— Start of Data entries —

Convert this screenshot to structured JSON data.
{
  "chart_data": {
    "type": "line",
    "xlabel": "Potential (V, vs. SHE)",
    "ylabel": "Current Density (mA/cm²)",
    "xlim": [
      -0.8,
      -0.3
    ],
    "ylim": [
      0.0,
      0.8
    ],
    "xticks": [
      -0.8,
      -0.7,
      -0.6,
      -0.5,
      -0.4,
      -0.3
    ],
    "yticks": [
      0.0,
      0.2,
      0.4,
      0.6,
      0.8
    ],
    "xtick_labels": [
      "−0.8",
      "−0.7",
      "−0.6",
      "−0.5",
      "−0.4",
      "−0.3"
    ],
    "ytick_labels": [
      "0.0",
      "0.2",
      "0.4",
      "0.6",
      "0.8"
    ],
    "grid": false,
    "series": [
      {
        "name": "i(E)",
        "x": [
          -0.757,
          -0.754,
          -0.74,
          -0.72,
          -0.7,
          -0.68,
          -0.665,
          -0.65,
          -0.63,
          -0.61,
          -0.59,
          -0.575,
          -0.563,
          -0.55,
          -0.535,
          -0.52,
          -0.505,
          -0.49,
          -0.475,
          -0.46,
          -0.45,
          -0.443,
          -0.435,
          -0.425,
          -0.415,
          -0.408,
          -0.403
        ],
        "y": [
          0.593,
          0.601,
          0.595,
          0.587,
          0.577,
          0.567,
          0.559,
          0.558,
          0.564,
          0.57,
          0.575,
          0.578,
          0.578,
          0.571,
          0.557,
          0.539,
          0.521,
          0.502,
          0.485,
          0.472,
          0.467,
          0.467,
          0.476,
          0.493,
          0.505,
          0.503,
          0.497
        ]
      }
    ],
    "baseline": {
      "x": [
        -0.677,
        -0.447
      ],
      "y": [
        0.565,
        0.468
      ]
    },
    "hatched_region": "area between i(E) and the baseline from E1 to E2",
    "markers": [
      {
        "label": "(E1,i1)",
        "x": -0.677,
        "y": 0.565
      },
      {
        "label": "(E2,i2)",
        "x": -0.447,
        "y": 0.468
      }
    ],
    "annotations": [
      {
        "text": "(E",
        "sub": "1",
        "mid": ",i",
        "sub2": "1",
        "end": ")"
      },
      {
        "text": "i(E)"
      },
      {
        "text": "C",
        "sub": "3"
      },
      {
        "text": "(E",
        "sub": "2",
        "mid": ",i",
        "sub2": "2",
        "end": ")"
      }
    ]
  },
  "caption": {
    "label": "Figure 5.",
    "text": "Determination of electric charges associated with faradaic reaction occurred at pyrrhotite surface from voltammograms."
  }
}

— End of Data entries —

• Work to be completed: Where a line of the material above holds the string "from", copy that line.

• Solution to this problem:
    "hatched_region": "area between i(E) and the baseline from E1 to E2",
    "text": "Determination of electric charges associated with faradaic reaction occurred at pyrrhotite surface from voltammograms."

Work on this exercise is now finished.